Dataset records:
(begin)
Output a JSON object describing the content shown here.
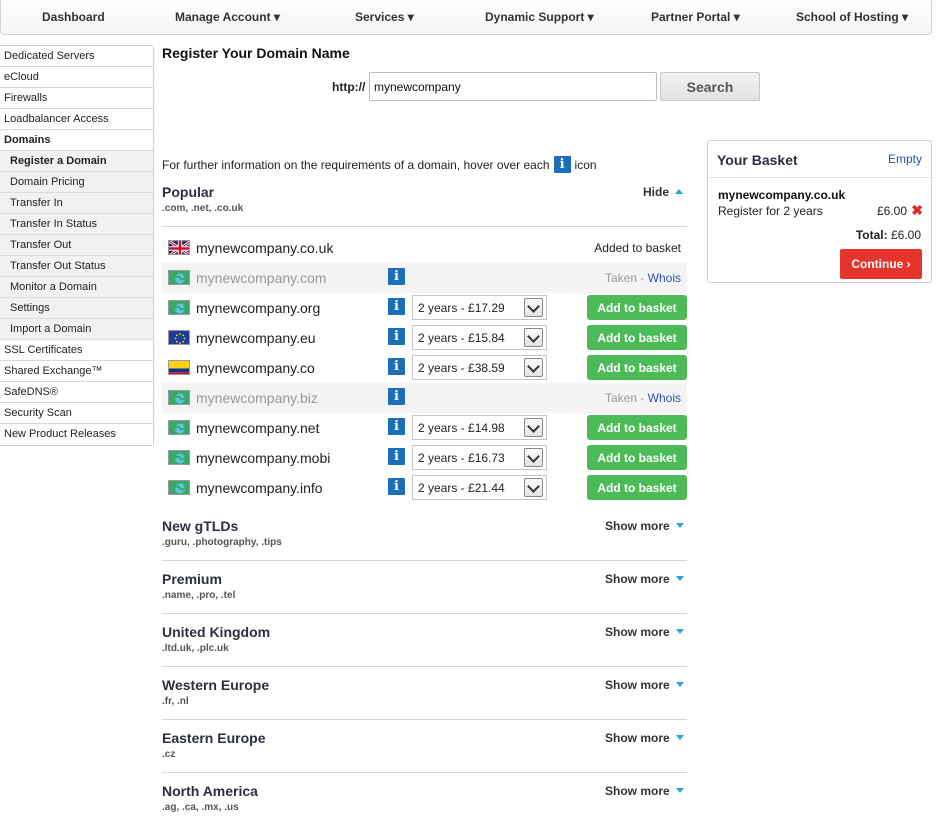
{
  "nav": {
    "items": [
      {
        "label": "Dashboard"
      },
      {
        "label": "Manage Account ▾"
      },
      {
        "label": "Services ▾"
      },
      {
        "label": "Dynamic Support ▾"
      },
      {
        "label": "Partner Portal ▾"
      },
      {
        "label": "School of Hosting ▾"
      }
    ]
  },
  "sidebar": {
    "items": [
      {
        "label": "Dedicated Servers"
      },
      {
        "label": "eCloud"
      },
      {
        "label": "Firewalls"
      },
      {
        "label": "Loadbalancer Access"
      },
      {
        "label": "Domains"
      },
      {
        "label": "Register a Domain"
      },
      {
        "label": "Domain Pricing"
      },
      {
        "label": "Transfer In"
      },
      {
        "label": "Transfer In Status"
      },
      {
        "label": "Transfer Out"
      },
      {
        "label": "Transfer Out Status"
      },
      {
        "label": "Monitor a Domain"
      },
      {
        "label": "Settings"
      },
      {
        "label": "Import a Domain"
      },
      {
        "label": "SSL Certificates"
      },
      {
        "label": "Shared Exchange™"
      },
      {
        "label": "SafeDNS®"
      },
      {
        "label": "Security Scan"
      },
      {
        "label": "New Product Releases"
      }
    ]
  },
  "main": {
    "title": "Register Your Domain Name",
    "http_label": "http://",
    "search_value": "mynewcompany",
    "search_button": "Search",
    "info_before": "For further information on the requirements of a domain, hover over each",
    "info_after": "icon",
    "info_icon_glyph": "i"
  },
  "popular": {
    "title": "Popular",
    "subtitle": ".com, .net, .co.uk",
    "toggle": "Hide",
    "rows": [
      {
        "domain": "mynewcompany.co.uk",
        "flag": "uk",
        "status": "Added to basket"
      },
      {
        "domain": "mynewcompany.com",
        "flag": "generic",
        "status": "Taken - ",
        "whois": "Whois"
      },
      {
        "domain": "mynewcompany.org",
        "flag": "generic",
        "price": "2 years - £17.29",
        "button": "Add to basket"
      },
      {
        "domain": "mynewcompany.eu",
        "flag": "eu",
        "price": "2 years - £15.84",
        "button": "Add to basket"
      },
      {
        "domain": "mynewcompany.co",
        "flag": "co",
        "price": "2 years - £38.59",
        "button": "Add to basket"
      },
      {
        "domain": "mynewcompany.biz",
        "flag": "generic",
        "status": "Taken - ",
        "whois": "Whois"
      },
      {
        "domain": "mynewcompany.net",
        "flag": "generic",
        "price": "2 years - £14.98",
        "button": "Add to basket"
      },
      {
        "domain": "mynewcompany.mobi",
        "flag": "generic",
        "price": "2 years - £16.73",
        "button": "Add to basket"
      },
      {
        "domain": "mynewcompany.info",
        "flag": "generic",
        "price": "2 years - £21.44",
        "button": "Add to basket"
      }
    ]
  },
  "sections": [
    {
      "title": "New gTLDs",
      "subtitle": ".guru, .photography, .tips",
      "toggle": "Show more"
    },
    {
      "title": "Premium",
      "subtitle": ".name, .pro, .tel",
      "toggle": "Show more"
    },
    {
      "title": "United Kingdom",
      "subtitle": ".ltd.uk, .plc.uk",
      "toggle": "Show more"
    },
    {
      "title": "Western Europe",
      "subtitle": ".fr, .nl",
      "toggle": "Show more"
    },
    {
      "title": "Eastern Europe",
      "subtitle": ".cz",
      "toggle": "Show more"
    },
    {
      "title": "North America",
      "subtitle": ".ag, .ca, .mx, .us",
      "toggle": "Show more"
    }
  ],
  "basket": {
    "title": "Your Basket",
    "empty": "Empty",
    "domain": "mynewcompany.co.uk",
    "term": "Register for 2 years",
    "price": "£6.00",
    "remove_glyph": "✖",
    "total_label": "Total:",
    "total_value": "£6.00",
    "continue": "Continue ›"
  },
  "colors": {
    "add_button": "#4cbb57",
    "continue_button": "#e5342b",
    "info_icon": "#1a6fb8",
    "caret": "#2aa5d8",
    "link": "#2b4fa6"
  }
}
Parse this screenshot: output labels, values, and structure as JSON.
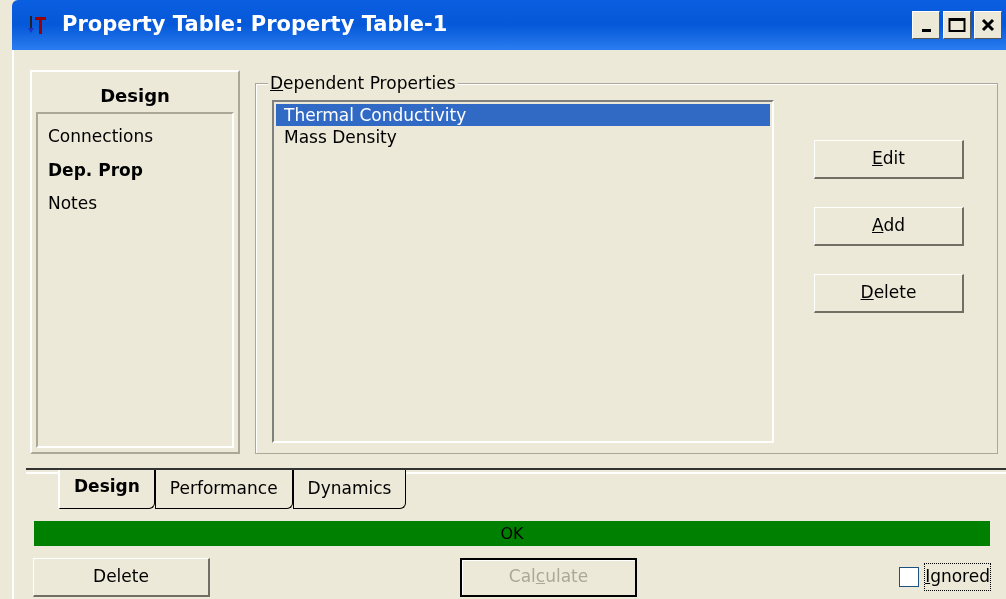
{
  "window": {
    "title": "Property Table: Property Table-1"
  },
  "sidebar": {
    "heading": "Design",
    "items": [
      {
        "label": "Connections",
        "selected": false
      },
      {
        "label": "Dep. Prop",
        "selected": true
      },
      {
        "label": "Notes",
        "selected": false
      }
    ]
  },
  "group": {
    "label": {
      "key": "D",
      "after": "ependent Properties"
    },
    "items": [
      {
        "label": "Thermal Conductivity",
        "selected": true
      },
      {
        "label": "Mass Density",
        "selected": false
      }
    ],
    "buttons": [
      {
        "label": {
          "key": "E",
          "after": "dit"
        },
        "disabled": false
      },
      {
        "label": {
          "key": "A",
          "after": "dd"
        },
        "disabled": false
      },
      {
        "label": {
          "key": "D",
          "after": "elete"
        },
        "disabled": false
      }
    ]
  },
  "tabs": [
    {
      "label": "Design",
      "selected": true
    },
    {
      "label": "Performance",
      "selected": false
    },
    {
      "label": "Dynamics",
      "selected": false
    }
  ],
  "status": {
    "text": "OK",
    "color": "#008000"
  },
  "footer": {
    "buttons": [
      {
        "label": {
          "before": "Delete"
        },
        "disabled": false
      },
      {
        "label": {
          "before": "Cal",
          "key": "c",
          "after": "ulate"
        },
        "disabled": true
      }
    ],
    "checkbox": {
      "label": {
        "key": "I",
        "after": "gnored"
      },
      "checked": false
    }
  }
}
(end)
What you are asked to do:
Print out the whole of the material word for word, without pictures.

The answer:
Output a JSON object describing the content shown here.
{
  "nav": {
    "items": [
      {
        "label": "Dashboard"
      },
      {
        "label": "Manage Account ▾"
      },
      {
        "label": "Services ▾"
      },
      {
        "label": "Dynamic Support ▾"
      },
      {
        "label": "Partner Portal ▾"
      },
      {
        "label": "School of Hosting ▾"
      }
    ]
  },
  "sidebar": {
    "items": [
      {
        "label": "Dedicated Servers"
      },
      {
        "label": "eCloud"
      },
      {
        "label": "Firewalls"
      },
      {
        "label": "Loadbalancer Access"
      },
      {
        "label": "Domains"
      },
      {
        "label": "Register a Domain"
      },
      {
        "label": "Domain Pricing"
      },
      {
        "label": "Transfer In"
      },
      {
        "label": "Transfer In Status"
      },
      {
        "label": "Transfer Out"
      },
      {
        "label": "Transfer Out Status"
      },
      {
        "label": "Monitor a Domain"
      },
      {
        "label": "Settings"
      },
      {
        "label": "Import a Domain"
      },
      {
        "label": "SSL Certificates"
      },
      {
        "label": "Shared Exchange™"
      },
      {
        "label": "SafeDNS®"
      },
      {
        "label": "Security Scan"
      },
      {
        "label": "New Product Releases"
      }
    ]
  },
  "main": {
    "title": "Register Your Domain Name",
    "http_label": "http://",
    "search_value": "mynewcompany",
    "search_button": "Search",
    "info_before": "For further information on the requirements of a domain, hover over each",
    "info_after": "icon",
    "info_icon_glyph": "i"
  },
  "popular": {
    "title": "Popular",
    "subtitle": ".com, .net, .co.uk",
    "toggle": "Hide",
    "rows": [
      {
        "domain": "mynewcompany.co.uk",
        "flag": "uk",
        "status": "Added to basket"
      },
      {
        "domain": "mynewcompany.com",
        "flag": "generic",
        "status": "Taken - ",
        "whois": "Whois"
      },
      {
        "domain": "mynewcompany.org",
        "flag": "generic",
        "price": "2 years - £17.29",
        "button": "Add to basket"
      },
      {
        "domain": "mynewcompany.eu",
        "flag": "eu",
        "price": "2 years - £15.84",
        "button": "Add to basket"
      },
      {
        "domain": "mynewcompany.co",
        "flag": "co",
        "price": "2 years - £38.59",
        "button": "Add to basket"
      },
      {
        "domain": "mynewcompany.biz",
        "flag": "generic",
        "status": "Taken - ",
        "whois": "Whois"
      },
      {
        "domain": "mynewcompany.net",
        "flag": "generic",
        "price": "2 years - £14.98",
        "button": "Add to basket"
      },
      {
        "domain": "mynewcompany.mobi",
        "flag": "generic",
        "price": "2 years - £16.73",
        "button": "Add to basket"
      },
      {
        "domain": "mynewcompany.info",
        "flag": "generic",
        "price": "2 years - £21.44",
        "button": "Add to basket"
      }
    ]
  },
  "sections": [
    {
      "title": "New gTLDs",
      "subtitle": ".guru, .photography, .tips",
      "toggle": "Show more"
    },
    {
      "title": "Premium",
      "subtitle": ".name, .pro, .tel",
      "toggle": "Show more"
    },
    {
      "title": "United Kingdom",
      "subtitle": ".ltd.uk, .plc.uk",
      "toggle": "Show more"
    },
    {
      "title": "Western Europe",
      "subtitle": ".fr, .nl",
      "toggle": "Show more"
    },
    {
      "title": "Eastern Europe",
      "subtitle": ".cz",
      "toggle": "Show more"
    },
    {
      "title": "North America",
      "subtitle": ".ag, .ca, .mx, .us",
      "toggle": "Show more"
    }
  ],
  "basket": {
    "title": "Your Basket",
    "empty": "Empty",
    "domain": "mynewcompany.co.uk",
    "term": "Register for 2 years",
    "price": "£6.00",
    "remove_glyph": "✖",
    "total_label": "Total:",
    "total_value": "£6.00",
    "continue": "Continue ›"
  },
  "colors": {
    "add_button": "#4cbb57",
    "continue_button": "#e5342b",
    "info_icon": "#1a6fb8",
    "caret": "#2aa5d8",
    "link": "#2b4fa6"
  }
}
Parse this screenshot: output labels, values, and structure as JSON.
{
  "window": {
    "title": "Property Table: Property Table-1"
  },
  "sidebar": {
    "heading": "Design",
    "items": [
      {
        "label": "Connections",
        "selected": false
      },
      {
        "label": "Dep. Prop",
        "selected": true
      },
      {
        "label": "Notes",
        "selected": false
      }
    ]
  },
  "group": {
    "label": {
      "key": "D",
      "after": "ependent Properties"
    },
    "items": [
      {
        "label": "Thermal Conductivity",
        "selected": true
      },
      {
        "label": "Mass Density",
        "selected": false
      }
    ],
    "buttons": [
      {
        "label": {
          "key": "E",
          "after": "dit"
        },
        "disabled": false
      },
      {
        "label": {
          "key": "A",
          "after": "dd"
        },
        "disabled": false
      },
      {
        "label": {
          "key": "D",
          "after": "elete"
        },
        "disabled": false
      }
    ]
  },
  "tabs": [
    {
      "label": "Design",
      "selected": true
    },
    {
      "label": "Performance",
      "selected": false
    },
    {
      "label": "Dynamics",
      "selected": false
    }
  ],
  "status": {
    "text": "OK",
    "color": "#008000"
  },
  "footer": {
    "buttons": [
      {
        "label": {
          "before": "Delete"
        },
        "disabled": false
      },
      {
        "label": {
          "before": "Cal",
          "key": "c",
          "after": "ulate"
        },
        "disabled": true
      }
    ],
    "checkbox": {
      "label": {
        "key": "I",
        "after": "gnored"
      },
      "checked": false
    }
  }
}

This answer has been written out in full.